* [What the exercise asks]: Return each line containing the string "Buch".

* begin Supplied information *

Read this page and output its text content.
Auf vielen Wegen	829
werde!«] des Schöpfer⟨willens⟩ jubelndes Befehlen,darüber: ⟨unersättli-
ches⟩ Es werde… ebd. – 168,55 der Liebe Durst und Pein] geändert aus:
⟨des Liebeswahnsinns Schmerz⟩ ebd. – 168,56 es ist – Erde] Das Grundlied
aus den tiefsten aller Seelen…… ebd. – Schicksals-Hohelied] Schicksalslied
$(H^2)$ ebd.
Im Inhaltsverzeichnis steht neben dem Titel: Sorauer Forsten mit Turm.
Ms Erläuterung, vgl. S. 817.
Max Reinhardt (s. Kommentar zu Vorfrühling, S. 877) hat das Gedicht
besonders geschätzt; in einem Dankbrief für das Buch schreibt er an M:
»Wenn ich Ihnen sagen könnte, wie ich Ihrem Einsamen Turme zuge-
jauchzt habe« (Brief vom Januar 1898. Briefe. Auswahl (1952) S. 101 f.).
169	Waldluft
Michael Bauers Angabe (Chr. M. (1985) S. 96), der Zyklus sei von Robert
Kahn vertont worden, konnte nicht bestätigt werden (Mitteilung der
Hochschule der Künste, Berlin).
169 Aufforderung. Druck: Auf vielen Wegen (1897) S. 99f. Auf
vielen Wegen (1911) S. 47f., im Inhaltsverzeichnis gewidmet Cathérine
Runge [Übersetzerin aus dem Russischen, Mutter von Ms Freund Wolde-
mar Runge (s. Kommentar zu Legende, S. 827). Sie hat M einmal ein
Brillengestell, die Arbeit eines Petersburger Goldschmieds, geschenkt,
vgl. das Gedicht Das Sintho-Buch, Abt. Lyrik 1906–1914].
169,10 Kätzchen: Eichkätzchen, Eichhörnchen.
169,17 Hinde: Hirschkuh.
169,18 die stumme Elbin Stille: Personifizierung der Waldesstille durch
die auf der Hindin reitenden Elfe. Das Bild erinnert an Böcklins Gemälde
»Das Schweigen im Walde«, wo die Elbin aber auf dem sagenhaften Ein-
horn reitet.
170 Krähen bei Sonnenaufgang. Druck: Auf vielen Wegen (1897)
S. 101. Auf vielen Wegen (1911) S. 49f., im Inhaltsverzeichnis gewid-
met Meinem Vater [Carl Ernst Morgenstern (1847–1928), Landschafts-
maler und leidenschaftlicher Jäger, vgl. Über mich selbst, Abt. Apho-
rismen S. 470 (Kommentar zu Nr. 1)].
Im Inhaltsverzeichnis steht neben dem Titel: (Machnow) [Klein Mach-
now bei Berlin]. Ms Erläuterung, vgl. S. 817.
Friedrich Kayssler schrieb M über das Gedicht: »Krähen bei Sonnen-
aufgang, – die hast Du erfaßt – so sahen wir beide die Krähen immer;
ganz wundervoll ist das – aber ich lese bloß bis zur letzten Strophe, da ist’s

* end Supplied information *

* [Exercise solution]:
besonders geschätzt; in einem Dankbrief für das Buch schreibt er an M:
vgl. das Gedicht Das Sintho-Buch, Abt. Lyrik 1906–1914].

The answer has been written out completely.